**RECORDS SUPPLIED**

════════════════

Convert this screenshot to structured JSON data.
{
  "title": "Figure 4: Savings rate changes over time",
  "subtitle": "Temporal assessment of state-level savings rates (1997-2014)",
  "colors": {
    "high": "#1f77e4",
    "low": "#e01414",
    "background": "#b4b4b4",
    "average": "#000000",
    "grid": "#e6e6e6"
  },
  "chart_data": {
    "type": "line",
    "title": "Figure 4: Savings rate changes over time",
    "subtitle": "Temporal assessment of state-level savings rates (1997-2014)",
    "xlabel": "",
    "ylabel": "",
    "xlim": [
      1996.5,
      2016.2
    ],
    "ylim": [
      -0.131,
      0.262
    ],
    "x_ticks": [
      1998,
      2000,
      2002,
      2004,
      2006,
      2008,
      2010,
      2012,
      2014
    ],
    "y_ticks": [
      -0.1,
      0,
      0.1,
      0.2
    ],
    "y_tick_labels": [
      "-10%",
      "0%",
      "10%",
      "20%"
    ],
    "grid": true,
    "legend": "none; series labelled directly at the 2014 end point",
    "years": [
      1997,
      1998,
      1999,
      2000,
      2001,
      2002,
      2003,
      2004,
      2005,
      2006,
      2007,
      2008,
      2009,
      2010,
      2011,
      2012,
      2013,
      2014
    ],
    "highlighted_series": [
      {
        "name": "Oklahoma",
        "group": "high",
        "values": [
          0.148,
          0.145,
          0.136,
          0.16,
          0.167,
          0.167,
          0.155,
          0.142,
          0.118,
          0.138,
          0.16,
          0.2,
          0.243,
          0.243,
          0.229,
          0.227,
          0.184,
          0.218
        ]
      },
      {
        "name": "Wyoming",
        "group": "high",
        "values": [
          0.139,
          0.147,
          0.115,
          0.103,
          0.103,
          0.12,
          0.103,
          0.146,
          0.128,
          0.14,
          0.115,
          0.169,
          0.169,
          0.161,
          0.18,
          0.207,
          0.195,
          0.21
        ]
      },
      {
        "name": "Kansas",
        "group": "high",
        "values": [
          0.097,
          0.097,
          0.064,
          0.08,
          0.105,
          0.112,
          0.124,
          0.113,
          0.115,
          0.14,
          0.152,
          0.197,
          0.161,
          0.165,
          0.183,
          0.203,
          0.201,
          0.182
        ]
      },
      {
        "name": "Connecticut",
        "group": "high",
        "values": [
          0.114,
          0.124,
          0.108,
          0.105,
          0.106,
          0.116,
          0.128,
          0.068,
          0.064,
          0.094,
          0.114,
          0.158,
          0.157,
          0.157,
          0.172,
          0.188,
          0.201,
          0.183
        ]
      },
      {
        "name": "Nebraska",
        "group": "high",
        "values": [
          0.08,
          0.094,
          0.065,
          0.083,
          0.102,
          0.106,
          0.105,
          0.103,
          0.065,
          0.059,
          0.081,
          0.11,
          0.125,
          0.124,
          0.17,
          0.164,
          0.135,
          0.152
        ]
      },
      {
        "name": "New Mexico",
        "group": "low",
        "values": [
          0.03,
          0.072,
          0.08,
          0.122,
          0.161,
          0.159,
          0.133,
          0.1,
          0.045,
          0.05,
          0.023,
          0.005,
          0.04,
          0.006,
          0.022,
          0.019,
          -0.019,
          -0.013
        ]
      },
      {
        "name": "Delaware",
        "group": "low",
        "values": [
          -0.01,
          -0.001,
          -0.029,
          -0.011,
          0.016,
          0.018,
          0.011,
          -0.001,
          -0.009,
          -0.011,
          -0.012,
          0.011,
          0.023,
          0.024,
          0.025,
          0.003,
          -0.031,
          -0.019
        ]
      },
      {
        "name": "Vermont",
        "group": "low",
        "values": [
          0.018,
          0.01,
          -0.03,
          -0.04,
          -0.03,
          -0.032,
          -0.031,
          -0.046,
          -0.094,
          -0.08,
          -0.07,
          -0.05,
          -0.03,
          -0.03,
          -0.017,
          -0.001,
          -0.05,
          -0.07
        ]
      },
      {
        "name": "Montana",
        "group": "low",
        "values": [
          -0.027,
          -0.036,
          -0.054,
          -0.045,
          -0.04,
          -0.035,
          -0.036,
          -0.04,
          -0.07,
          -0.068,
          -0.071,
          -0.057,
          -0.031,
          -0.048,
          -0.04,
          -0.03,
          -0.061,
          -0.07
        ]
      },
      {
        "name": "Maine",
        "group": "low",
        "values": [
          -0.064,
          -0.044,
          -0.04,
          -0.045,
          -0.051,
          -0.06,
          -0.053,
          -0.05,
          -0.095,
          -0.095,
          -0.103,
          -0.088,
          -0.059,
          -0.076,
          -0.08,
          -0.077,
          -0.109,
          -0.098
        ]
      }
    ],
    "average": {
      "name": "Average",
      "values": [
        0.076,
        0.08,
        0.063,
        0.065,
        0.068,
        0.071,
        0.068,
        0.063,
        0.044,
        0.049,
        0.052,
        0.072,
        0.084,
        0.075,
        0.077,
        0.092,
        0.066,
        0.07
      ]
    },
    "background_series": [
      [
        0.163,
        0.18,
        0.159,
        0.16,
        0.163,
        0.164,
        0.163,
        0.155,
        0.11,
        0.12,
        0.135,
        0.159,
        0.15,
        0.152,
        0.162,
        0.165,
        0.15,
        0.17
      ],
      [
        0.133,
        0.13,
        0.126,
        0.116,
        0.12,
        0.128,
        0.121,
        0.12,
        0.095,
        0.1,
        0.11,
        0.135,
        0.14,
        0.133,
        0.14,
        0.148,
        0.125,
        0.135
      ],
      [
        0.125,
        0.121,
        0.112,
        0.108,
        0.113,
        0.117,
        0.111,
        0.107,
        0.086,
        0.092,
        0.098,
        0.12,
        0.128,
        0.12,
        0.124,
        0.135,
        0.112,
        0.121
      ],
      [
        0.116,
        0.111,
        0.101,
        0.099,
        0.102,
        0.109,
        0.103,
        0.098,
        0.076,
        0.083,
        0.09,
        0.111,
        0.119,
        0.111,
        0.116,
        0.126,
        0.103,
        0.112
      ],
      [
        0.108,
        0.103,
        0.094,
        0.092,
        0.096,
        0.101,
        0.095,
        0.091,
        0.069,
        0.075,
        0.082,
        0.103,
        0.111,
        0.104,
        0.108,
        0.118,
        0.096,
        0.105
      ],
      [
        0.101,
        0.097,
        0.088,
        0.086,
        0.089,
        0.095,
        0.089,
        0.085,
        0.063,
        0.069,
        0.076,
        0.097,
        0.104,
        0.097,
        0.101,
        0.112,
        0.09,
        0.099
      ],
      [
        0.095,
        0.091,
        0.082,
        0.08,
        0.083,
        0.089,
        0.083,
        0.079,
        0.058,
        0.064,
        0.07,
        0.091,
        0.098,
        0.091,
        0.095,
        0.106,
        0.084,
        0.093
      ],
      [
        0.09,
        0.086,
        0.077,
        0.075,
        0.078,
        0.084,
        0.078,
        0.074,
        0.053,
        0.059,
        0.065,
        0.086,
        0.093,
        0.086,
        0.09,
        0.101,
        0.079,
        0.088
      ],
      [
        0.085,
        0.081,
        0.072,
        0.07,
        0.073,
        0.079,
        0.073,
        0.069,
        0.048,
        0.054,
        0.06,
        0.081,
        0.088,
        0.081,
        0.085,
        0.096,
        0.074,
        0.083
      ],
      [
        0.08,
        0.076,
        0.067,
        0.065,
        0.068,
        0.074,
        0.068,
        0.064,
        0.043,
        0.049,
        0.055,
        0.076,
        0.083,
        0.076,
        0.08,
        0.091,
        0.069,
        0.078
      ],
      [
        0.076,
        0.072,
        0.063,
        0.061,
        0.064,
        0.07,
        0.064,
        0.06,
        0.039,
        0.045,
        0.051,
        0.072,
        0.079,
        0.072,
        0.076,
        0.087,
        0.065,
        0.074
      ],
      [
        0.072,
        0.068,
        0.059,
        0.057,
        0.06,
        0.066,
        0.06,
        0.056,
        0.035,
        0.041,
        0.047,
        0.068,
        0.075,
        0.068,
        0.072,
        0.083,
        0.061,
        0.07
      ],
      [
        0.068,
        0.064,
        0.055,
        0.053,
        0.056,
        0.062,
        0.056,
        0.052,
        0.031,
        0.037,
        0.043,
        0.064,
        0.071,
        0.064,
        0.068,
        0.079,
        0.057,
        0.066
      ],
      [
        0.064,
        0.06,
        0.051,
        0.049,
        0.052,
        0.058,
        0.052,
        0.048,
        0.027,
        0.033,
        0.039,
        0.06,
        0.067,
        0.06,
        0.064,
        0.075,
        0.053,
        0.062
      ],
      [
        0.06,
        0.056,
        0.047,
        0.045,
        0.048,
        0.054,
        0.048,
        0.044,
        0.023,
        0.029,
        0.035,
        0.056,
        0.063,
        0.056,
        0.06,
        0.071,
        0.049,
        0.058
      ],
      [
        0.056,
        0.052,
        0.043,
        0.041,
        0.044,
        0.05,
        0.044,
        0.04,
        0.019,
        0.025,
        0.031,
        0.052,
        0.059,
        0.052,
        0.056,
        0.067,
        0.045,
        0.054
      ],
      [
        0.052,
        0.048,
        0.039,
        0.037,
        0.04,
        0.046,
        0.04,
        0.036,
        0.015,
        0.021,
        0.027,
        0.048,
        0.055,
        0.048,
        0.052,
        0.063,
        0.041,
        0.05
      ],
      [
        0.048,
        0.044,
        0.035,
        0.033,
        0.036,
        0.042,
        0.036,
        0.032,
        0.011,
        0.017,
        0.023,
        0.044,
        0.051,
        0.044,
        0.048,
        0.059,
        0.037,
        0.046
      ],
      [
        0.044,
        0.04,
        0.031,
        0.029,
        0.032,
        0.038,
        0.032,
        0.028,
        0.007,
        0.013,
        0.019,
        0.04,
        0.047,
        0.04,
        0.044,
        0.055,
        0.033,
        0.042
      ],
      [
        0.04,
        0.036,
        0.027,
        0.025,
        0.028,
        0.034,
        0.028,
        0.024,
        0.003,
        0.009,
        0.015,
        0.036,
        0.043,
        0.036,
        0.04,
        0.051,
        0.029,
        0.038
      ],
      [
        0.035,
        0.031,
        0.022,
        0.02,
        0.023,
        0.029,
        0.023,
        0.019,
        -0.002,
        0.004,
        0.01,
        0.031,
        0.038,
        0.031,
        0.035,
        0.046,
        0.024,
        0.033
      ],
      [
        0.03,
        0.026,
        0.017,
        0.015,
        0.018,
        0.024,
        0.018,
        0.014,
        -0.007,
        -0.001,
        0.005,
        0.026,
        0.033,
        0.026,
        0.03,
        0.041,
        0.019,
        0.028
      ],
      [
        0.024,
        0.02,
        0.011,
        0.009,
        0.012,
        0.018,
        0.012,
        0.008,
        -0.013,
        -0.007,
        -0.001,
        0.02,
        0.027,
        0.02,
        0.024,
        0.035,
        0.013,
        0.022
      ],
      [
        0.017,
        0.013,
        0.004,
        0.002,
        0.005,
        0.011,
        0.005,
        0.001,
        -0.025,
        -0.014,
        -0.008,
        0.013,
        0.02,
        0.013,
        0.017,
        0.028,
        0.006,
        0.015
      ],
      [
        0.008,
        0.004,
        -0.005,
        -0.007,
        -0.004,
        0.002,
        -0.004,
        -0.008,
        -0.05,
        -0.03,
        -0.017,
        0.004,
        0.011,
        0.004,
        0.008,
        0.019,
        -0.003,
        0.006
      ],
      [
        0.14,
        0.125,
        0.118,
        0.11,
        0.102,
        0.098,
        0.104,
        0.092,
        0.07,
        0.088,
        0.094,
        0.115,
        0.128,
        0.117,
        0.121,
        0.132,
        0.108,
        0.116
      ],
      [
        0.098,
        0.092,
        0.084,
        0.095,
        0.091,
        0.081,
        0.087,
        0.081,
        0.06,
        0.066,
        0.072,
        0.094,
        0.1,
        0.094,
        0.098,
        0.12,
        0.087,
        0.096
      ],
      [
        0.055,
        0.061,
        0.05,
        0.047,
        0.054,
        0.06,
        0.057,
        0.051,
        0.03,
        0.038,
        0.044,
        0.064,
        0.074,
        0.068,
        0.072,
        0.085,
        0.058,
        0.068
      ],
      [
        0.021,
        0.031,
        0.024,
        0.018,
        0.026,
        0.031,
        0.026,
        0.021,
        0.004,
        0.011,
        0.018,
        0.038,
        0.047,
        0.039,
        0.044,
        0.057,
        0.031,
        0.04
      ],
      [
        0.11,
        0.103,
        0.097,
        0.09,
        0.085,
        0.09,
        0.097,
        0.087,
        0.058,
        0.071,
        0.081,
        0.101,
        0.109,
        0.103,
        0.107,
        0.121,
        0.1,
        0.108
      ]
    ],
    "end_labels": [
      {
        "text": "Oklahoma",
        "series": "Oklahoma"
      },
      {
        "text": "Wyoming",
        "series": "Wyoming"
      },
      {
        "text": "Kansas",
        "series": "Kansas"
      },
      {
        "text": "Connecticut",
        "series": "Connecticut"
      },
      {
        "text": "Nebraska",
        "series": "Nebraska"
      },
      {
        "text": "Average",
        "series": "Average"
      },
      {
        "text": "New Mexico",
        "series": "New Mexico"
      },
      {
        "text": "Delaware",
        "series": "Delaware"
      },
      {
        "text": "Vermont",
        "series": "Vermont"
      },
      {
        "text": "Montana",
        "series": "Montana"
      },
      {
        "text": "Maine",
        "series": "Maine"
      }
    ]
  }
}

════════════════

**WHAT THE TASK REQUIRES**
Copy all lines of the material above where the string "Temporal" occurs.

**FINAL RESULT**
  "subtitle": "Temporal assessment of state-level savings rates (1997-2014)",
    "subtitle": "Temporal assessment of state-level savings rates (1997-2014)",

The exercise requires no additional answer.